• [Problem to work on]: Copy out each of the items below word for word, reproducing every line without any change.

• [Items excerpted from a collection]:
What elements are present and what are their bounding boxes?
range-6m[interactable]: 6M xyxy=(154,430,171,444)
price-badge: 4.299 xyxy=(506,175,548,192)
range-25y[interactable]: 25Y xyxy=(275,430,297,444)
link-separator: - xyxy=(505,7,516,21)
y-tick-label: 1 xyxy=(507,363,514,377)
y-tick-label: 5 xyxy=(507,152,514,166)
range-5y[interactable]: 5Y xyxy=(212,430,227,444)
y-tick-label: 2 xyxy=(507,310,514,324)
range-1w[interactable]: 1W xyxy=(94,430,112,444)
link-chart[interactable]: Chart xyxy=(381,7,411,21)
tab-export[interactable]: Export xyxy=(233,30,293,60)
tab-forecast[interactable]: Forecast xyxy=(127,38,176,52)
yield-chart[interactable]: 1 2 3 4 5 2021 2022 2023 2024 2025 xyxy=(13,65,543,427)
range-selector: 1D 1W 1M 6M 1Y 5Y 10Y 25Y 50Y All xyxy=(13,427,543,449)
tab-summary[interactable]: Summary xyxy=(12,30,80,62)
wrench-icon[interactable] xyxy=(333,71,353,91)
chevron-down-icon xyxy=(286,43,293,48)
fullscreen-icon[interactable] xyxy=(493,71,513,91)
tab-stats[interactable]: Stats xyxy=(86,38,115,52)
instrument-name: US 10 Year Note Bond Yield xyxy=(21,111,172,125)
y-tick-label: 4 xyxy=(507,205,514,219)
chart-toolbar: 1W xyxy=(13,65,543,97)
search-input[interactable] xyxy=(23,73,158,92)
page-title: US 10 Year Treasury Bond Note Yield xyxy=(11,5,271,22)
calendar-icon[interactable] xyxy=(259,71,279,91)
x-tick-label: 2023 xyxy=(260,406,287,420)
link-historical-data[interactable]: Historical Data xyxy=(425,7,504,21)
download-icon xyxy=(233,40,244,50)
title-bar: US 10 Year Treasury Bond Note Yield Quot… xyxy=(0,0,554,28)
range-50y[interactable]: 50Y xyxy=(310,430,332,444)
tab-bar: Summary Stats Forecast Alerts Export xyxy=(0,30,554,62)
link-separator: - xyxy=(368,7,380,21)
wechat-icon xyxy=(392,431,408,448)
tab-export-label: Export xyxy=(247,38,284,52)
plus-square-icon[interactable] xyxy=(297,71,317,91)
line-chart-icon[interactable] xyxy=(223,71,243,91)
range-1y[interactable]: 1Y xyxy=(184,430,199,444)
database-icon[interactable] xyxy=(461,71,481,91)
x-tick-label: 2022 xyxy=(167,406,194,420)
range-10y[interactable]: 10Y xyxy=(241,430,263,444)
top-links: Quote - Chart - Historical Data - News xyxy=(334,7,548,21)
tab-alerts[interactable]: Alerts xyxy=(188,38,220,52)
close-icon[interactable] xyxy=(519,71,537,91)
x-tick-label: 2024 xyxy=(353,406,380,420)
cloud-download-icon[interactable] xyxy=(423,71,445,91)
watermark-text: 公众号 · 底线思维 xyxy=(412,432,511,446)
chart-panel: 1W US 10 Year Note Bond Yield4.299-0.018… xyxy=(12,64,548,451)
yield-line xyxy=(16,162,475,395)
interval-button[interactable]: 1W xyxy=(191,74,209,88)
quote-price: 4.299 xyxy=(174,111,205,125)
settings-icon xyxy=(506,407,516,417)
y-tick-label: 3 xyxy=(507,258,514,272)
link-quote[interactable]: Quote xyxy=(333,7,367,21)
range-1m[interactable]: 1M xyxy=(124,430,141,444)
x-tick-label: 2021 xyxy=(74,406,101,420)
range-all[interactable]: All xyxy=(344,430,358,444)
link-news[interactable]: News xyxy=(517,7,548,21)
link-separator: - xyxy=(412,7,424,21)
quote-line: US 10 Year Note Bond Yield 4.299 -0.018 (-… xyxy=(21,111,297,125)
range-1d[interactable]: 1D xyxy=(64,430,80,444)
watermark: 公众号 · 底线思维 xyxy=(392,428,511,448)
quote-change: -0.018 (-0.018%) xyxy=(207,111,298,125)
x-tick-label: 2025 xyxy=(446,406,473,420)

• [Result]:
What elements are present and what are their bounding boxes?
range-6m[interactable]: 6M xyxy=(154,430,171,444)
price-badge: 4.299 xyxy=(506,175,548,192)
range-25y[interactable]: 25Y xyxy=(275,430,297,444)
link-separator: - xyxy=(505,7,516,21)
y-tick-label: 1 xyxy=(507,363,514,377)
y-tick-label: 5 xyxy=(507,152,514,166)
range-5y[interactable]: 5Y xyxy=(212,430,227,444)
y-tick-label: 2 xyxy=(507,310,514,324)
range-1w[interactable]: 1W xyxy=(94,430,112,444)
link-chart[interactable]: Chart xyxy=(381,7,411,21)
tab-export[interactable]: Export xyxy=(233,30,293,60)
tab-forecast[interactable]: Forecast xyxy=(127,38,176,52)
yield-chart[interactable]: 1 2 3 4 5 2021 2022 2023 2024 2025 xyxy=(13,65,543,427)
range-selector: 1D 1W 1M 6M 1Y 5Y 10Y 25Y 50Y All xyxy=(13,427,543,449)
tab-summary[interactable]: Summary xyxy=(12,30,80,62)
wrench-icon[interactable] xyxy=(333,71,353,91)
chevron-down-icon xyxy=(286,43,293,48)
fullscreen-icon[interactable] xyxy=(493,71,513,91)
tab-stats[interactable]: Stats xyxy=(86,38,115,52)
instrument-name: US 10 Year Note Bond Yield xyxy=(21,111,172,125)
y-tick-label: 4 xyxy=(507,205,514,219)
chart-toolbar: 1W xyxy=(13,65,543,97)
search-input[interactable] xyxy=(23,73,158,92)
page-title: US 10 Year Treasury Bond Note Yield xyxy=(11,5,271,22)
calendar-icon[interactable] xyxy=(259,71,279,91)
x-tick-label: 2023 xyxy=(260,406,287,420)
link-historical-data[interactable]: Historical Data xyxy=(425,7,504,21)
download-icon xyxy=(233,40,244,50)
title-bar: US 10 Year Treasury Bond Note Yield Quot… xyxy=(0,0,554,28)
range-50y[interactable]: 50Y xyxy=(310,430,332,444)
tab-bar: Summary Stats Forecast Alerts Export xyxy=(0,30,554,62)
link-separator: - xyxy=(368,7,380,21)
wechat-icon xyxy=(392,431,408,448)
tab-export-label: Export xyxy=(247,38,284,52)
plus-square-icon[interactable] xyxy=(297,71,317,91)
line-chart-icon[interactable] xyxy=(223,71,243,91)
range-1y[interactable]: 1Y xyxy=(184,430,199,444)
database-icon[interactable] xyxy=(461,71,481,91)
x-tick-label: 2022 xyxy=(167,406,194,420)
range-10y[interactable]: 10Y xyxy=(241,430,263,444)
top-links: Quote - Chart - Historical Data - News xyxy=(334,7,548,21)
tab-alerts[interactable]: Alerts xyxy=(188,38,220,52)
close-icon[interactable] xyxy=(519,71,537,91)
x-tick-label: 2024 xyxy=(353,406,380,420)
cloud-download-icon[interactable] xyxy=(423,71,445,91)
watermark-text: 公众号 · 底线思维 xyxy=(412,432,511,446)
chart-panel: 1W US 10 Year Note Bond Yield4.299-0.018… xyxy=(12,64,548,451)
yield-line xyxy=(16,162,475,395)
interval-button[interactable]: 1W xyxy=(191,74,209,88)
quote-price: 4.299 xyxy=(174,111,205,125)
settings-icon xyxy=(506,407,516,417)
y-tick-label: 3 xyxy=(507,258,514,272)
link-quote[interactable]: Quote xyxy=(333,7,367,21)
range-1m[interactable]: 1M xyxy=(124,430,141,444)
x-tick-label: 2021 xyxy=(74,406,101,420)
range-all[interactable]: All xyxy=(344,430,358,444)
link-news[interactable]: News xyxy=(517,7,548,21)
link-separator: - xyxy=(412,7,424,21)
quote-line: US 10 Year Note Bond Yield 4.299 -0.018 (-… xyxy=(21,111,297,125)
range-1d[interactable]: 1D xyxy=(64,430,80,444)
watermark: 公众号 · 底线思维 xyxy=(392,428,511,448)
quote-change: -0.018 (-0.018%) xyxy=(207,111,298,125)
x-tick-label: 2025 xyxy=(446,406,473,420)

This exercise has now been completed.